_Goal of the exercise:_ Transcribe exactly the entries from the "Convert this document image to plain text." line to the end, both included, minus pictures.

_Records for the exercise:_
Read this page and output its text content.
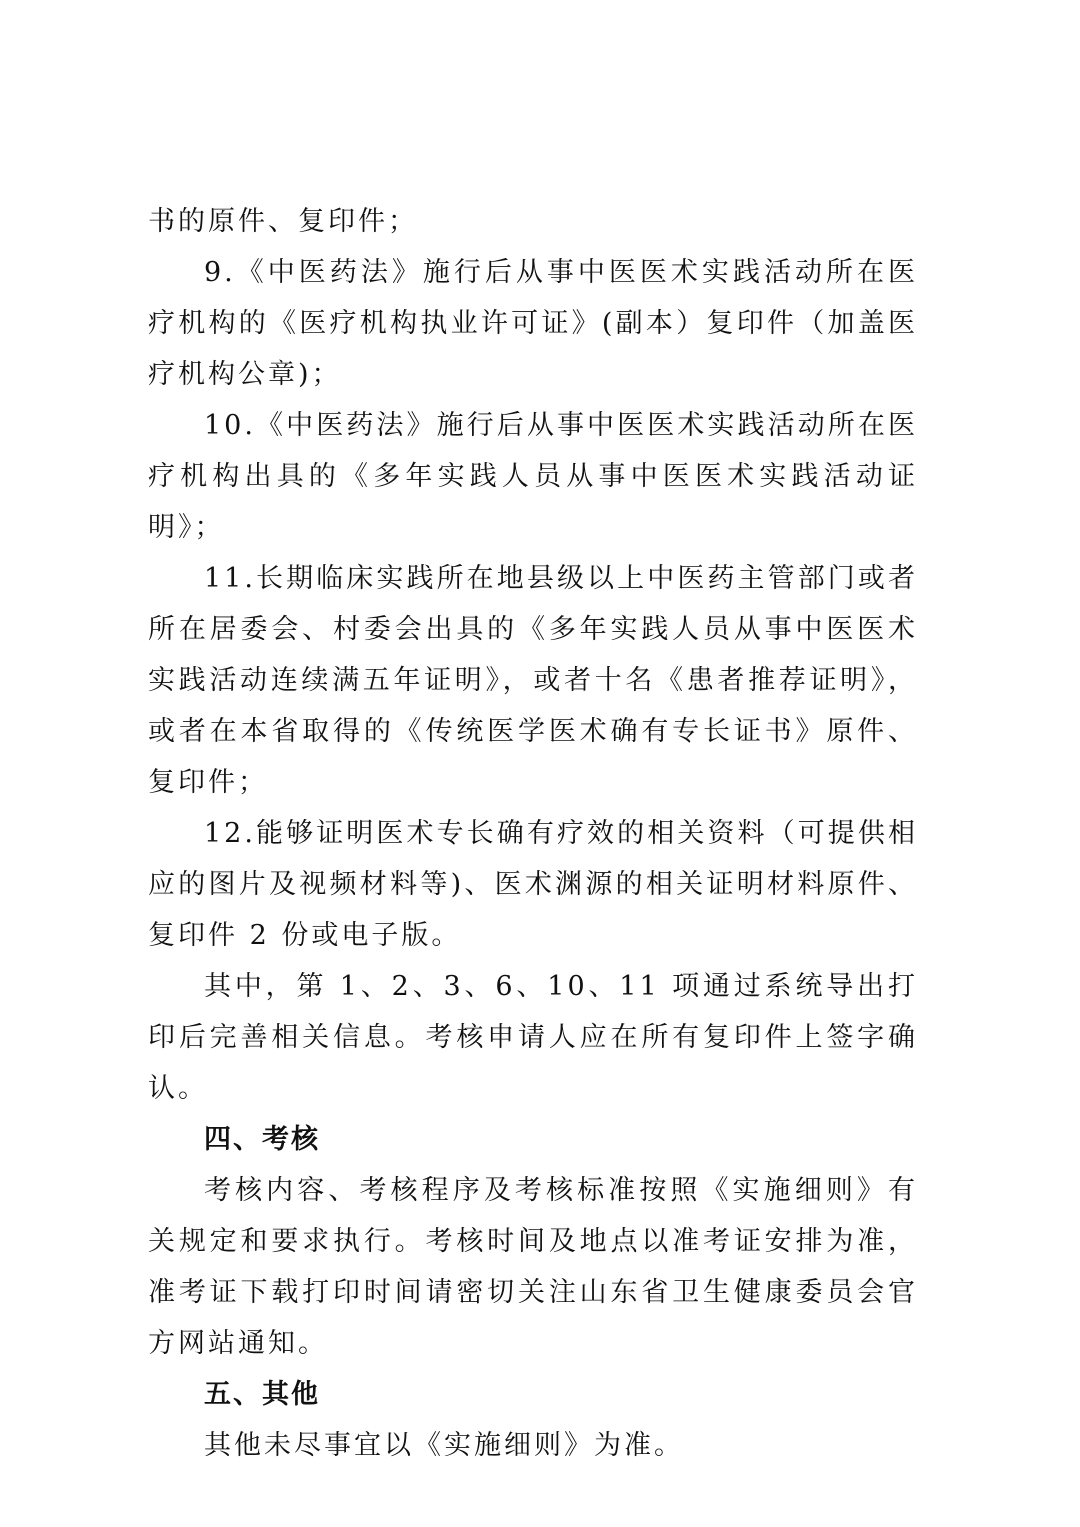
书的原件、复印件；

9.《中医药法》施行后从事中医医术实践活动所在医疗机构的《医疗机构执业许可证》(副本）复印件（加盖医疗机构公章)；

10.《中医药法》施行后从事中医医术实践活动所在医疗机构出具的《多年实践人员从事中医医术实践活动证明》；

11.长期临床实践所在地县级以上中医药主管部门或者所在居委会、村委会出具的《多年实践人员从事中医医术实践活动连续满五年证明》，或者十名《患者推荐证明》，或者在本省取得的《传统医学医术确有专长证书》原件、复印件；

12.能够证明医术专长确有疗效的相关资料（可提供相应的图片及视频材料等)、医术渊源的相关证明材料原件、复印件 2 份或电子版。

其中，第 1、2、3、6、10、11 项通过系统导出打印后完善相关信息。考核申请人应在所有复印件上签字确认。

四、考核

考核内容、考核程序及考核标准按照《实施细则》有关规定和要求执行。考核时间及地点以准考证安排为准，准考证下载打印时间请密切关注山东省卫生健康委员会官方网站通知。

五、其他

其他未尽事宜以《实施细则》为准。
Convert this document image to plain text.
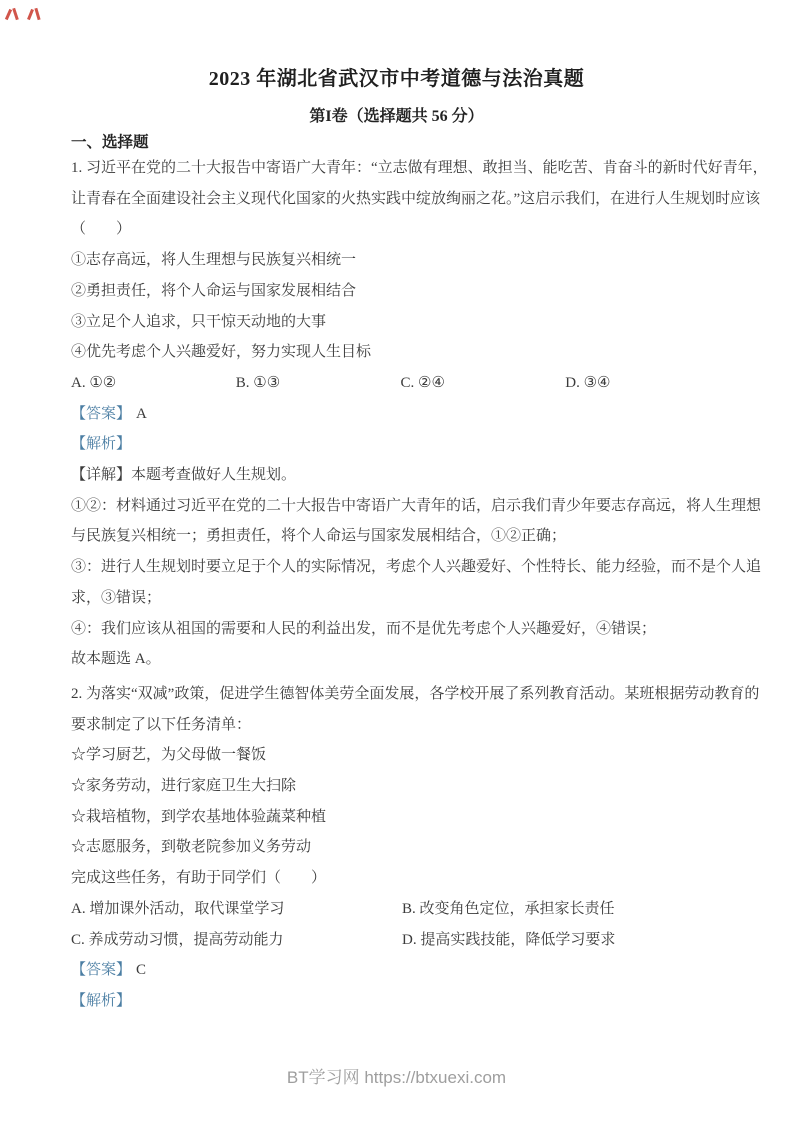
2023 年湖北省武汉市中考道德与法治真题
第I卷（选择题共 56 分）
一、选择题

1. 习近平在党的二十大报告中寄语广大青年：“立志做有理想、敢担当、能吃苦、肯奋斗的新时代好青年，

让青春在全面建设社会主义现代化国家的火热实践中绽放绚丽之花。”这启示我们，在进行人生规划时应该

（　　）

①志存高远，将人生理想与民族复兴相统一

②勇担责任，将个人命运与国家发展相结合

③立足个人追求，只干惊天动地的大事

④优先考虑个人兴趣爱好，努力实现人生目标

A. ①②	B. ①③	C. ②④	D. ③④

【答案】 A

【解析】

【详解】本题考查做好人生规划。

①②：材料通过习近平在党的二十大报告中寄语广大青年的话，启示我们青少年要志存高远，将人生理想

与民族复兴相统一；勇担责任，将个人命运与国家发展相结合，①②正确；

③：进行人生规划时要立足于个人的实际情况，考虑个人兴趣爱好、个性特长、能力经验，而不是个人追

求，③错误；

④：我们应该从祖国的需要和人民的利益出发，而不是优先考虑个人兴趣爱好，④错误；

故本题选 A。

2. 为落实“双减”政策，促进学生德智体美劳全面发展，各学校开展了系列教育活动。某班根据劳动教育的

要求制定了以下任务清单：

☆学习厨艺，为父母做一餐饭

☆家务劳动，进行家庭卫生大扫除

☆栽培植物，到学农基地体验蔬菜种植

☆志愿服务，到敬老院参加义务劳动

完成这些任务，有助于同学们（　　）

A. 增加课外活动，取代课堂学习	B. 改变角色定位，承担家长责任
C. 养成劳动习惯，提高劳动能力	D. 提高实践技能，降低学习要求

【答案】 C

【解析】

BT学习网 https://btxuexi.com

_The output:_
Convert this document image to plain text.
2023 年湖北省武汉市中考道德与法治真题
第I卷（选择题共 56 分）
一、选择题

1. 习近平在党的二十大报告中寄语广大青年：“立志做有理想、敢担当、能吃苦、肯奋斗的新时代好青年，

让青春在全面建设社会主义现代化国家的火热实践中绽放绚丽之花。”这启示我们，在进行人生规划时应该

（　　）

①志存高远，将人生理想与民族复兴相统一

②勇担责任，将个人命运与国家发展相结合

③立足个人追求，只干惊天动地的大事

④优先考虑个人兴趣爱好，努力实现人生目标

A. ①②	B. ①③	C. ②④	D. ③④

【答案】 A

【解析】

【详解】本题考查做好人生规划。

①②：材料通过习近平在党的二十大报告中寄语广大青年的话，启示我们青少年要志存高远，将人生理想

与民族复兴相统一；勇担责任，将个人命运与国家发展相结合，①②正确；

③：进行人生规划时要立足于个人的实际情况，考虑个人兴趣爱好、个性特长、能力经验，而不是个人追

求，③错误；

④：我们应该从祖国的需要和人民的利益出发，而不是优先考虑个人兴趣爱好，④错误；

故本题选 A。

2. 为落实“双减”政策，促进学生德智体美劳全面发展，各学校开展了系列教育活动。某班根据劳动教育的

要求制定了以下任务清单：

☆学习厨艺，为父母做一餐饭

☆家务劳动，进行家庭卫生大扫除

☆栽培植物，到学农基地体验蔬菜种植

☆志愿服务，到敬老院参加义务劳动

完成这些任务，有助于同学们（　　）

A. 增加课外活动，取代课堂学习	B. 改变角色定位，承担家长责任
C. 养成劳动习惯，提高劳动能力	D. 提高实践技能，降低学习要求

【答案】 C

【解析】

BT学习网 https://btxuexi.com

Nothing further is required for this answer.